##### PROVIDED MATERIAL #####
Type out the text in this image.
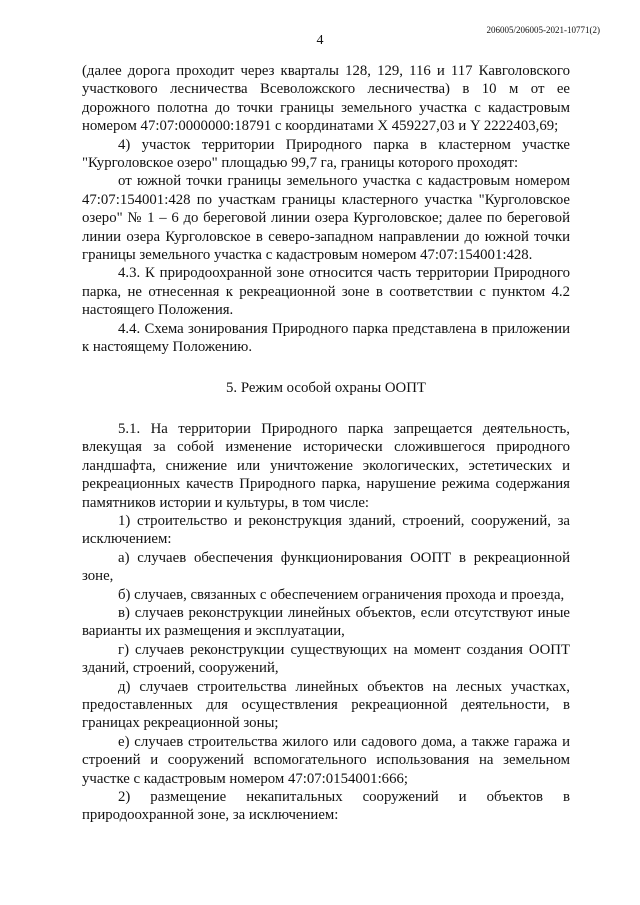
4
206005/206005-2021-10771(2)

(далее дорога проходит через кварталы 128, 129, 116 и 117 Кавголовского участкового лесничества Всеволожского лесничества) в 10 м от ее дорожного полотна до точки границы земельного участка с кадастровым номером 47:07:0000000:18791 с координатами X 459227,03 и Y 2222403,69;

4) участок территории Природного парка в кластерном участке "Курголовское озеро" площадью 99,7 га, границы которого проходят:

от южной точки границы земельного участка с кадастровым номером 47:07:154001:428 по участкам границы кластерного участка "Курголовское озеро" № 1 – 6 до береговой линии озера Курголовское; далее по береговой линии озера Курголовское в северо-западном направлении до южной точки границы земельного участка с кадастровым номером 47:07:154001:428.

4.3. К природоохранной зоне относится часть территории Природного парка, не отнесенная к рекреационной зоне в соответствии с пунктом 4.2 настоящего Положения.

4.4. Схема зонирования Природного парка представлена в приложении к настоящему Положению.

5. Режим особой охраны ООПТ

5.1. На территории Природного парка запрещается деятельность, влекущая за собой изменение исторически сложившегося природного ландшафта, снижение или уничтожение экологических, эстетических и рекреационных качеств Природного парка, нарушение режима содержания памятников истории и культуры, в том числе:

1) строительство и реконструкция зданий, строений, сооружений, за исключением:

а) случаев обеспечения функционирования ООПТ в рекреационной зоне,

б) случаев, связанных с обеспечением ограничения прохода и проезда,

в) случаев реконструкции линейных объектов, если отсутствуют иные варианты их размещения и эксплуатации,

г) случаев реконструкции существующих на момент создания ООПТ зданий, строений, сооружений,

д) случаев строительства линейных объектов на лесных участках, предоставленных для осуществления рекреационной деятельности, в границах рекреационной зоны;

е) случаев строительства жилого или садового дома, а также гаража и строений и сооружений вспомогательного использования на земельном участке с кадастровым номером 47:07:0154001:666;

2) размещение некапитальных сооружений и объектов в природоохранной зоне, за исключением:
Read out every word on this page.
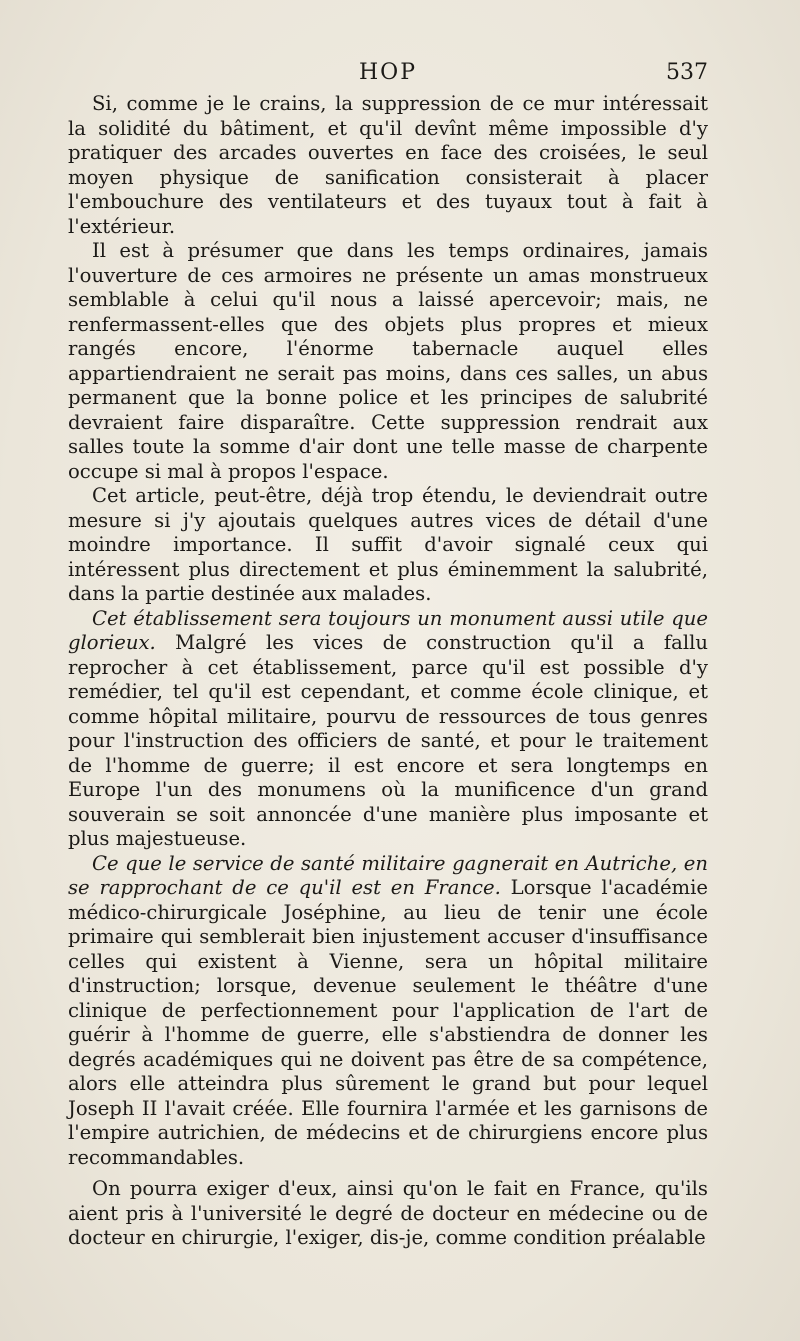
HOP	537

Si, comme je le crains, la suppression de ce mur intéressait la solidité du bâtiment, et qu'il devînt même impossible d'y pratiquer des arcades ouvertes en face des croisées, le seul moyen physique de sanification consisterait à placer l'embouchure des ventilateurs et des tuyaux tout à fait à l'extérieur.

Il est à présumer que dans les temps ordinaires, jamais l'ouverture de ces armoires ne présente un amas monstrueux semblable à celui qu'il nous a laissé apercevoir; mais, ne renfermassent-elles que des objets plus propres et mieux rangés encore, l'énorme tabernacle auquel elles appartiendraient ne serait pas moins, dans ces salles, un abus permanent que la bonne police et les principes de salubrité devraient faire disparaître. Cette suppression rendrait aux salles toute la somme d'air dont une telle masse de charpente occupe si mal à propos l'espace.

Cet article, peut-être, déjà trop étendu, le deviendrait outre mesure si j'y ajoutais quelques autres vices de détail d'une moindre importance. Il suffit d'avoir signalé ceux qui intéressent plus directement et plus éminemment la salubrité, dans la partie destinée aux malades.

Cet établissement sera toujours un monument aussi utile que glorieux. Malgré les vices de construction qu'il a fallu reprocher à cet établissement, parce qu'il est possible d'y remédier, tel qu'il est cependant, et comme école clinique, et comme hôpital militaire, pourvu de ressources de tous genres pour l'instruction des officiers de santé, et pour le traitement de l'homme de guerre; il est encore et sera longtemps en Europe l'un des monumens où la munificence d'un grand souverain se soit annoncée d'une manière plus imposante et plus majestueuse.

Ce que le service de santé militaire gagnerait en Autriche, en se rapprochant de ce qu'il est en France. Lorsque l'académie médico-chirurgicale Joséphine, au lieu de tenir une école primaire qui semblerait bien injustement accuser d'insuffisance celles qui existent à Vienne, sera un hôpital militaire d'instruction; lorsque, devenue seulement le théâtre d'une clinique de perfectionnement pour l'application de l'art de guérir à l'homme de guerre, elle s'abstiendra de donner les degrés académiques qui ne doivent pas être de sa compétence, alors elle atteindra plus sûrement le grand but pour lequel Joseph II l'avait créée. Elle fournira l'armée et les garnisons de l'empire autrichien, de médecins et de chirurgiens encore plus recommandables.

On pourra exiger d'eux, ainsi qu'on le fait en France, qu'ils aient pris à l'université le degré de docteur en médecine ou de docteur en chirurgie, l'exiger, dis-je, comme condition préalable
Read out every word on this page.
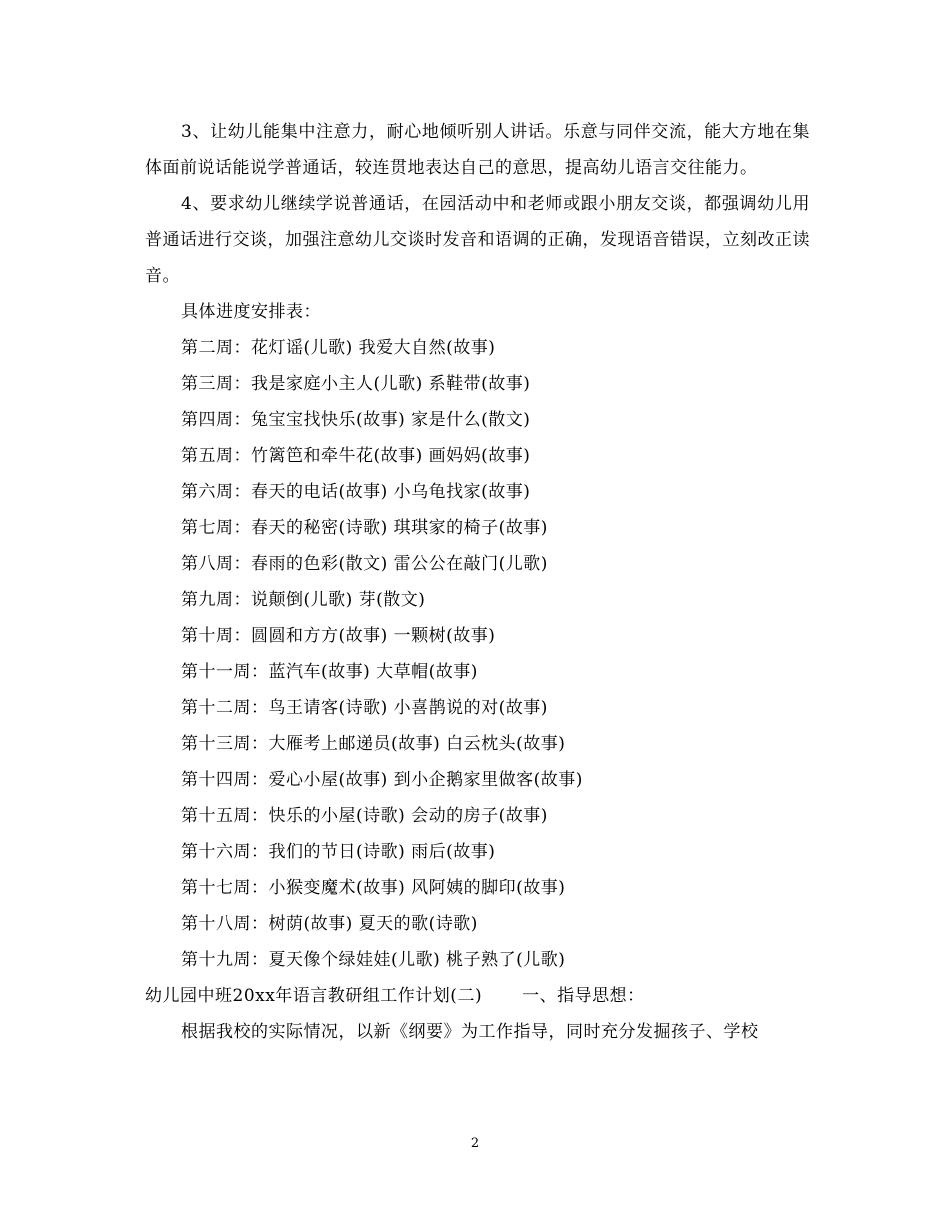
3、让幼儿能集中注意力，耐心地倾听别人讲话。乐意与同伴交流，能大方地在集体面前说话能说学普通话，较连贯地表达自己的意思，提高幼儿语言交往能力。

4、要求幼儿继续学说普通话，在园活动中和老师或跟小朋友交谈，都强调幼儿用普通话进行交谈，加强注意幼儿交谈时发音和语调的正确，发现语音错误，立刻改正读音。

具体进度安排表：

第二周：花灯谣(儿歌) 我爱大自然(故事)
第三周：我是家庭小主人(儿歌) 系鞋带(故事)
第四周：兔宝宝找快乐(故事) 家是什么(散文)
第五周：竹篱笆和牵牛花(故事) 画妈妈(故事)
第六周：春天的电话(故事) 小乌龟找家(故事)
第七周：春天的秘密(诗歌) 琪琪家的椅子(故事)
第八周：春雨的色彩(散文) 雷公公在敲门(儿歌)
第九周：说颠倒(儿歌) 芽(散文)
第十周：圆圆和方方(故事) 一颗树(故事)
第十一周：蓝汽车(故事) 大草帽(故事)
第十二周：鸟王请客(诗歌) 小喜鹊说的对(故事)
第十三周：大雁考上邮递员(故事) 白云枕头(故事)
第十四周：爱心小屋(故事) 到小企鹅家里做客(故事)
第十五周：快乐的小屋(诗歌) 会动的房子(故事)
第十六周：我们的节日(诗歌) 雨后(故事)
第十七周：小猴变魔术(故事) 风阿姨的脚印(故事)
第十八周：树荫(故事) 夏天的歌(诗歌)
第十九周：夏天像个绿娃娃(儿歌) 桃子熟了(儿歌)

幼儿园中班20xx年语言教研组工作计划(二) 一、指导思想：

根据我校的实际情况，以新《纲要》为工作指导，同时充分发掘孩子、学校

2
#####
# [WHAT YOU HAVE TO DO]
Omit the pictures. Transcribe every record exactly.

# [COMPLETED TASK]
Type out the text in this image.
4
206005/206005-2021-10771(2)

(далее дорога проходит через кварталы 128, 129, 116 и 117 Кавголовского участкового лесничества Всеволожского лесничества) в 10 м от ее дорожного полотна до точки границы земельного участка с кадастровым номером 47:07:0000000:18791 с координатами X 459227,03 и Y 2222403,69;

4) участок территории Природного парка в кластерном участке "Курголовское озеро" площадью 99,7 га, границы которого проходят:

от южной точки границы земельного участка с кадастровым номером 47:07:154001:428 по участкам границы кластерного участка "Курголовское озеро" № 1 – 6 до береговой линии озера Курголовское; далее по береговой линии озера Курголовское в северо-западном направлении до южной точки границы земельного участка с кадастровым номером 47:07:154001:428.

4.3. К природоохранной зоне относится часть территории Природного парка, не отнесенная к рекреационной зоне в соответствии с пунктом 4.2 настоящего Положения.

4.4. Схема зонирования Природного парка представлена в приложении к настоящему Положению.

5. Режим особой охраны ООПТ

5.1. На территории Природного парка запрещается деятельность, влекущая за собой изменение исторически сложившегося природного ландшафта, снижение или уничтожение экологических, эстетических и рекреационных качеств Природного парка, нарушение режима содержания памятников истории и культуры, в том числе:

1) строительство и реконструкция зданий, строений, сооружений, за исключением:

а) случаев обеспечения функционирования ООПТ в рекреационной зоне,

б) случаев, связанных с обеспечением ограничения прохода и проезда,

в) случаев реконструкции линейных объектов, если отсутствуют иные варианты их размещения и эксплуатации,

г) случаев реконструкции существующих на момент создания ООПТ зданий, строений, сооружений,

д) случаев строительства линейных объектов на лесных участках, предоставленных для осуществления рекреационной деятельности, в границах рекреационной зоны;

е) случаев строительства жилого или садового дома, а также гаража и строений и сооружений вспомогательного использования на земельном участке с кадастровым номером 47:07:0154001:666;

2) размещение некапитальных сооружений и объектов в природоохранной зоне, за исключением:
Read out every word on this page.
HOP	537

Si, comme je le crains, la suppression de ce mur intéressait la solidité du bâtiment, et qu'il devînt même impossible d'y pratiquer des arcades ouvertes en face des croisées, le seul moyen physique de sanification consisterait à placer l'embouchure des ventilateurs et des tuyaux tout à fait à l'extérieur.

Il est à présumer que dans les temps ordinaires, jamais l'ouverture de ces armoires ne présente un amas monstrueux semblable à celui qu'il nous a laissé apercevoir; mais, ne renfermassent-elles que des objets plus propres et mieux rangés encore, l'énorme tabernacle auquel elles appartiendraient ne serait pas moins, dans ces salles, un abus permanent que la bonne police et les principes de salubrité devraient faire disparaître. Cette suppression rendrait aux salles toute la somme d'air dont une telle masse de charpente occupe si mal à propos l'espace.

Cet article, peut-être, déjà trop étendu, le deviendrait outre mesure si j'y ajoutais quelques autres vices de détail d'une moindre importance. Il suffit d'avoir signalé ceux qui intéressent plus directement et plus éminemment la salubrité, dans la partie destinée aux malades.

Cet établissement sera toujours un monument aussi utile que glorieux. Malgré les vices de construction qu'il a fallu reprocher à cet établissement, parce qu'il est possible d'y remédier, tel qu'il est cependant, et comme école clinique, et comme hôpital militaire, pourvu de ressources de tous genres pour l'instruction des officiers de santé, et pour le traitement de l'homme de guerre; il est encore et sera longtemps en Europe l'un des monumens où la munificence d'un grand souverain se soit annoncée d'une manière plus imposante et plus majestueuse.

Ce que le service de santé militaire gagnerait en Autriche, en se rapprochant de ce qu'il est en France. Lorsque l'académie médico-chirurgicale Joséphine, au lieu de tenir une école primaire qui semblerait bien injustement accuser d'insuffisance celles qui existent à Vienne, sera un hôpital militaire d'instruction; lorsque, devenue seulement le théâtre d'une clinique de perfectionnement pour l'application de l'art de guérir à l'homme de guerre, elle s'abstiendra de donner les degrés académiques qui ne doivent pas être de sa compétence, alors elle atteindra plus sûrement le grand but pour lequel Joseph II l'avait créée. Elle fournira l'armée et les garnisons de l'empire autrichien, de médecins et de chirurgiens encore plus recommandables.

On pourra exiger d'eux, ainsi qu'on le fait en France, qu'ils aient pris à l'université le degré de docteur en médecine ou de docteur en chirurgie, l'exiger, dis-je, comme condition préalable
Read out every word on this page.
3、让幼儿能集中注意力，耐心地倾听别人讲话。乐意与同伴交流，能大方地在集体面前说话能说学普通话，较连贯地表达自己的意思，提高幼儿语言交往能力。

4、要求幼儿继续学说普通话，在园活动中和老师或跟小朋友交谈，都强调幼儿用普通话进行交谈，加强注意幼儿交谈时发音和语调的正确，发现语音错误，立刻改正读音。

具体进度安排表：

第二周：花灯谣(儿歌) 我爱大自然(故事)
第三周：我是家庭小主人(儿歌) 系鞋带(故事)
第四周：兔宝宝找快乐(故事) 家是什么(散文)
第五周：竹篱笆和牵牛花(故事) 画妈妈(故事)
第六周：春天的电话(故事) 小乌龟找家(故事)
第七周：春天的秘密(诗歌) 琪琪家的椅子(故事)
第八周：春雨的色彩(散文) 雷公公在敲门(儿歌)
第九周：说颠倒(儿歌) 芽(散文)
第十周：圆圆和方方(故事) 一颗树(故事)
第十一周：蓝汽车(故事) 大草帽(故事)
第十二周：鸟王请客(诗歌) 小喜鹊说的对(故事)
第十三周：大雁考上邮递员(故事) 白云枕头(故事)
第十四周：爱心小屋(故事) 到小企鹅家里做客(故事)
第十五周：快乐的小屋(诗歌) 会动的房子(故事)
第十六周：我们的节日(诗歌) 雨后(故事)
第十七周：小猴变魔术(故事) 风阿姨的脚印(故事)
第十八周：树荫(故事) 夏天的歌(诗歌)
第十九周：夏天像个绿娃娃(儿歌) 桃子熟了(儿歌)

幼儿园中班20xx年语言教研组工作计划(二) 一、指导思想：

根据我校的实际情况，以新《纲要》为工作指导，同时充分发掘孩子、学校

2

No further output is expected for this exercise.